§ **УСЛОВИЕ ЗАДАНИЯ**
Пожалуйста, перепишите участок фрагмента от «А.Ш. Это для» до «чего-то извне идущего.» включительно. Слово «утром» замените на «вечером».

А.Ш. Все попытки самому объяснить свою музыку заведомо обречены на неудачу, потому что человек скован, когда ему надо говорить. Выражает ли он то, что хочет? Я могу только одно сказать, и это будет довольно убедительно: никаких замыслов, подобных бетховенским в Пасторальной симфонии,- никаких подобных замыслов у меня не было. Если они и появились, то в прикладных сочинениях, и я о них не помню. Намерений изобразить шум моря, землетрясение или рыдания и смех у меня никогда не было. Хотя, когда я писал на тексты, допустим, кантату о Фаусте, то какие-то приближения к этому были. Но они были пропущены через форму условного концертирования, как бы несегодняшней музыки. Я не физиологический вопль выражал, но вопль несколько стилизованный. Меня бы очень стеснило, если бы я сегодняшний вопль выражал. А Фауст - это фигура из прошлого, и она уже не есть фигура натуралистическая.
– А вот до-мажорное трезвучие столь частое в твоей музыке - это явление природы или факт культуры?
А.Ш. Это для меня явление природы. И не только до-мажорное трезвучие. Я, например, верю в природное обоснование обертонового звукоряда, потому что несколько раз слышал утром обертоновый звукоряд у моря и еще в Рузе - откуда-то со стороны. И я не мог объяснить его. Может быть, в это время заводили какую-нибудь доилку, и у нее был обертоновый звукоряд, это могло быть случайностью, но производило это впечатление чего-то извне идущего.
– Как рождается замысел и как он реализуется? В каком облике возникает представление о форме и смысле целого? Ты пишешь -или “тобою пишет” кто-то свыше? Предпринимаешь ли ты какие-то сознательные усилия для того, чтобы замысел оказался тем или иным?
А.Ш. Это так же, как со многими другими вещами. Когда начинаешь об этом рассказывать, все попытки изложить более или менее точно терпят крах... И тем не менее это делать надо, все равно нужно приблизиться к
138
тому, что ухватить не удается, но может быть удастся в этот раз подойти несколько ближе. Изначально, если ты имеешь такую внутреннюю модель, иррационально установленную,- ты должен поделить себя на две сферы: это - ты в узком смысле, а это - то, что через тебя тебе открывается и что значительно больше, чем ты. И при этом хозяином являешься не ты, а то значительно большее, что тебе открывается... И, собственно, вся жизнь -есть попытка быть не собою, а орудием чего-то вне тебя. И вот это тебе диктует и форму, и слова, и вне тебя обусловленную мотивировку всего. Ты как будто бы не себе принадлежишь. И пока ты имеешь это ощущение, твоя работа тебя не тяготит. Не ты ведь себе предписываешь. Ты делаешь что- то, что кто-то другой предписывает тебе. “Кто-то” - это очень грубо сказано, - нечто, что важнее, чем ты. Раз оно предписывает, то оно изначально предопределяет и форму выражения. И поэтому та идеальная форма высказывания, которую ты стараешься реализовать, предопределена тем, изначальным ощущением. И вся твоя работа - это попытка настроиться более точным образом на восприятие того, что есть, всегда было и будет. Настройка никогда не может произойти идеально, она может продолжиться час, даже полтора, но будет сбита. И тем не менее вся твоя работа - это не составление технических инструкций и их реализации, а как бы вслушивание в то, что уже есть. Этим предопределено все - значение и деталей, и рациональной мотивированности. Конечно, в какой-то момент, когда идеальная концепция должна быть реализована, - ты вынужден будешь "прибегнуть к упрощающей рациональной расшифровке. Это упрощение. Ты спускаешься с более высокой ступени на ступень, которая огрубляет, искажает эту истину, но ты таким образом получаешь шанс ее высказать. Иначе ты даже и слова не имеешь права употребить. Они уже есть огрубление мысли. И вот ты идешь сознательно на это огрубление только потому, что таким образом ты можешь высказать что-то. Огрублением становятся слова, если ты высказываешь мысль, или ноты, если ты пишешь музыку. Попытки выйти за эти пределы я видел, когда слышал записанные импровизации, подлинные импровизации, а не изображенные, квазиимпровизированные.

§ **ПОЗИЦИИ НАБОРА ДАННЫХ**
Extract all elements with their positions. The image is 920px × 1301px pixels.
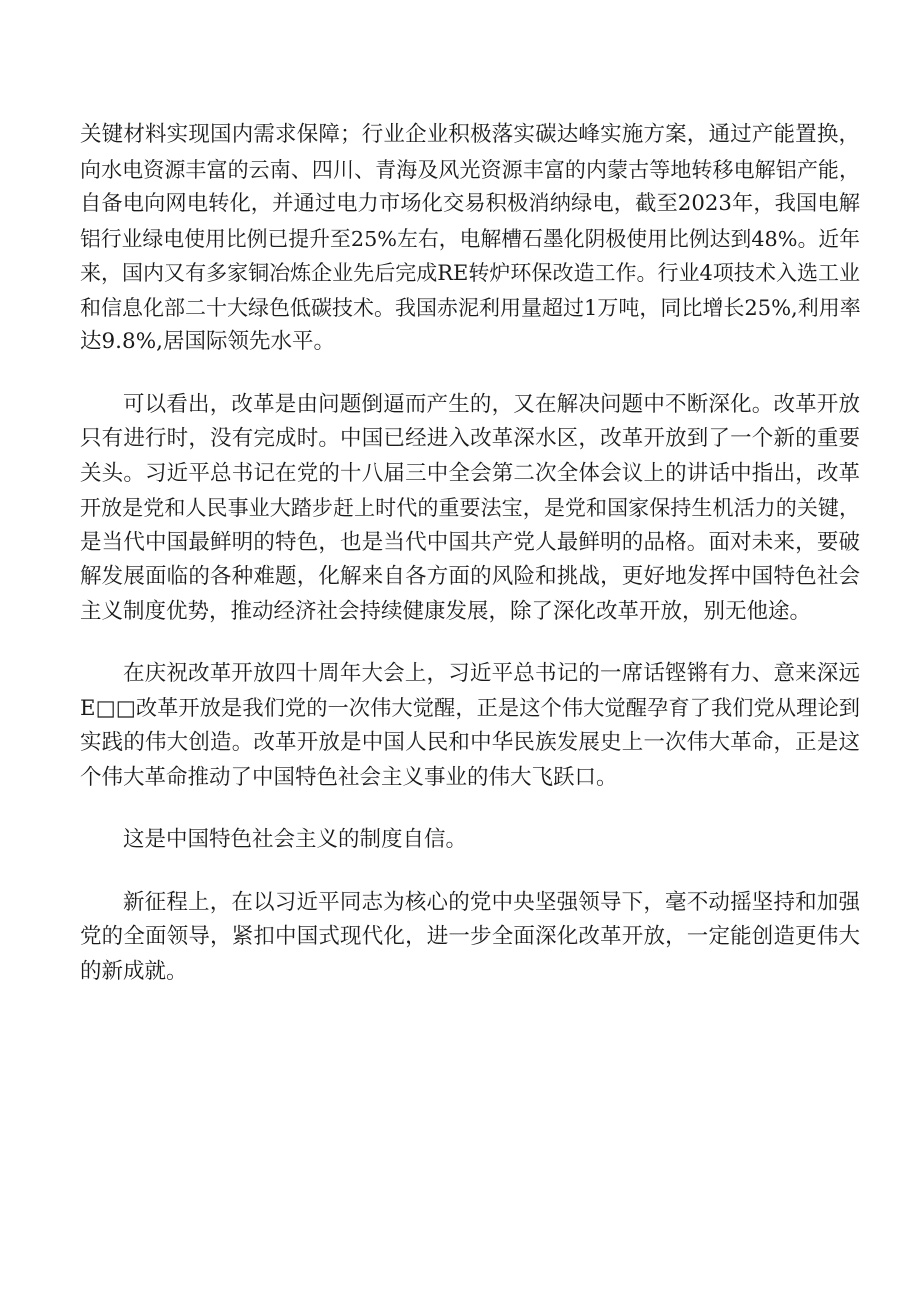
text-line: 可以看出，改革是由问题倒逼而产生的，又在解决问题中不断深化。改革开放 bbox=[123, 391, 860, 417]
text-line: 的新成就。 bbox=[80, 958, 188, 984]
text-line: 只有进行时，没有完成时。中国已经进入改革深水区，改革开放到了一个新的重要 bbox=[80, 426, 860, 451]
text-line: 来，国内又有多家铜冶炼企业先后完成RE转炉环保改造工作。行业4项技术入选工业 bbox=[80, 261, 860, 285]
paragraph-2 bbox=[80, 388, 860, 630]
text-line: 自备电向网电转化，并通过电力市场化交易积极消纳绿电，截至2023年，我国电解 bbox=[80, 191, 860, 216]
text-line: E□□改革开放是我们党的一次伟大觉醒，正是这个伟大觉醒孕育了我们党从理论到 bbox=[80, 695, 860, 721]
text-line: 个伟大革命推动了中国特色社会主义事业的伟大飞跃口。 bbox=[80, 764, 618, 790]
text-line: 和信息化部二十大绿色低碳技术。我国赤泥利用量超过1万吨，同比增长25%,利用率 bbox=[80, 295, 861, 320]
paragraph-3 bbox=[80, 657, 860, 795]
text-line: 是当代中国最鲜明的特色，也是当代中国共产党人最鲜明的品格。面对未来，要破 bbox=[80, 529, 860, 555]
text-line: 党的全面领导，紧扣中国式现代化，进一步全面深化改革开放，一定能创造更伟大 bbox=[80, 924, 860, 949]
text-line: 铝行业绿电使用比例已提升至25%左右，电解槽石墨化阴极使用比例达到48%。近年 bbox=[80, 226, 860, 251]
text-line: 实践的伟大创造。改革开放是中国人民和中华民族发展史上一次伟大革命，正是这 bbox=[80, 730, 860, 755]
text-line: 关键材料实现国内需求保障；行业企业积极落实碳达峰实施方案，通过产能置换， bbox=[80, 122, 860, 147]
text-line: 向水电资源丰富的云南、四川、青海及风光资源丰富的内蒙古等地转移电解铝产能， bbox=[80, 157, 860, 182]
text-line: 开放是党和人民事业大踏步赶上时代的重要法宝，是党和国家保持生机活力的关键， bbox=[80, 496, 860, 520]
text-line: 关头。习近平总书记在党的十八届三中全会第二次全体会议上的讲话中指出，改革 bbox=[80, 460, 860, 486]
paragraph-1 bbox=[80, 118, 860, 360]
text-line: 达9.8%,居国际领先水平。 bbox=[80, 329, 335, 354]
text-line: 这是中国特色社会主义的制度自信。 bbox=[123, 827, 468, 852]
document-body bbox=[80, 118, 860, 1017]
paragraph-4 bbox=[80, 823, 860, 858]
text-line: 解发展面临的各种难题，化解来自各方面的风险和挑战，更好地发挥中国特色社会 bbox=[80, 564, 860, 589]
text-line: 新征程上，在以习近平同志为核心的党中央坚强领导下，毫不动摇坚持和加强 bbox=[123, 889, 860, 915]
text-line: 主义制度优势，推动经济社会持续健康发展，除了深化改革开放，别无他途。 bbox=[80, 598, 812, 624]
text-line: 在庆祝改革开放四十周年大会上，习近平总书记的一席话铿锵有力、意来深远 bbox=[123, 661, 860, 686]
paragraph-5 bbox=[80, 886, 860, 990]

§ **РЕШЕНИЕ ЗАДАНИЯ**
А.Ш. Это для меня явление природы. И не только до-мажорное трезвучие. Я, например, верю в природное обоснование обертонового звукоряда, потому что несколько раз слышал вечером обертоновый звукоряд у моря и еще в Рузе - откуда-то со стороны. И я не мог объяснить его. Может быть, в это время заводили какую-нибудь доилку, и у нее был обертоновый звукоряд, это могло быть случайностью, но производило это впечатление чего-то извне идущего.